**Work to do:**
Keep the pictures out of the copy and print all the entries below exactly.

Stored entries:
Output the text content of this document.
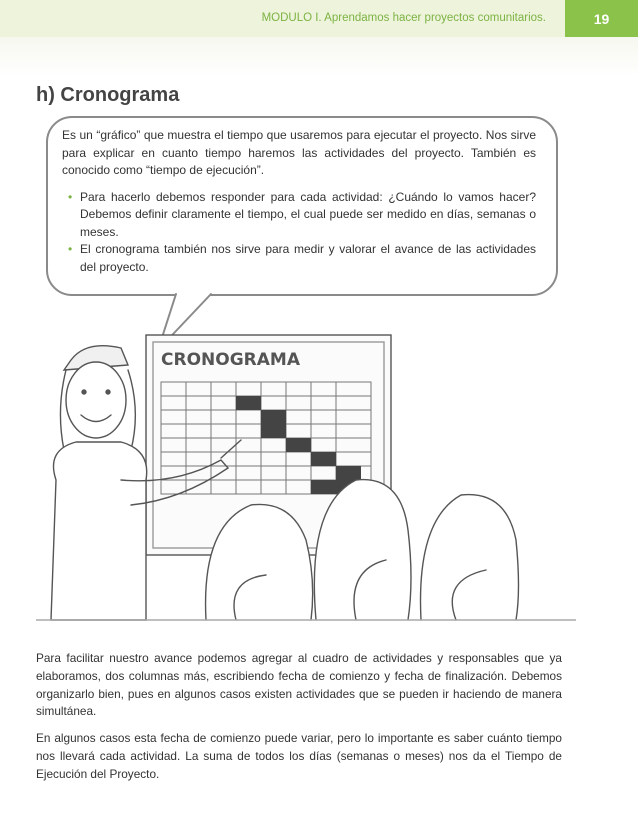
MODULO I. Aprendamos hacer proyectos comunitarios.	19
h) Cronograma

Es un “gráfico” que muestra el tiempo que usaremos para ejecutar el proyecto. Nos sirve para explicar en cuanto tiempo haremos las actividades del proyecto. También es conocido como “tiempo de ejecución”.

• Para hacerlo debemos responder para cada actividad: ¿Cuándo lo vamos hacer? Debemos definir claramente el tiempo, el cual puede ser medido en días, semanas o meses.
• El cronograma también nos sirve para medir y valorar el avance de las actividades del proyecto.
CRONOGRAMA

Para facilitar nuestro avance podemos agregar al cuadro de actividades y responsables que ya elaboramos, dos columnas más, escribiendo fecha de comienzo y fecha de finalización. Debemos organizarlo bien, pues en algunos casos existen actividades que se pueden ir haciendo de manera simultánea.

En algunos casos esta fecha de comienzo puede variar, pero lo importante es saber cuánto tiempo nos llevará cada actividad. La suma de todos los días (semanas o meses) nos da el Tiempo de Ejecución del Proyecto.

**Solution to the problem:**
Output the text content of this document.
MODULO I. Aprendamos hacer proyectos comunitarios.	19
h) Cronograma

Es un “gráfico” que muestra el tiempo que usaremos para ejecutar el proyecto. Nos sirve para explicar en cuanto tiempo haremos las actividades del proyecto. También es conocido como “tiempo de ejecución”.

• Para hacerlo debemos responder para cada actividad: ¿Cuándo lo vamos hacer? Debemos definir claramente el tiempo, el cual puede ser medido en días, semanas o meses.
• El cronograma también nos sirve para medir y valorar el avance de las actividades del proyecto.
CRONOGRAMA

Para facilitar nuestro avance podemos agregar al cuadro de actividades y responsables que ya elaboramos, dos columnas más, escribiendo fecha de comienzo y fecha de finalización. Debemos organizarlo bien, pues en algunos casos existen actividades que se pueden ir haciendo de manera simultánea.

En algunos casos esta fecha de comienzo puede variar, pero lo importante es saber cuánto tiempo nos llevará cada actividad. La suma de todos los días (semanas o meses) nos da el Tiempo de Ejecución del Proyecto.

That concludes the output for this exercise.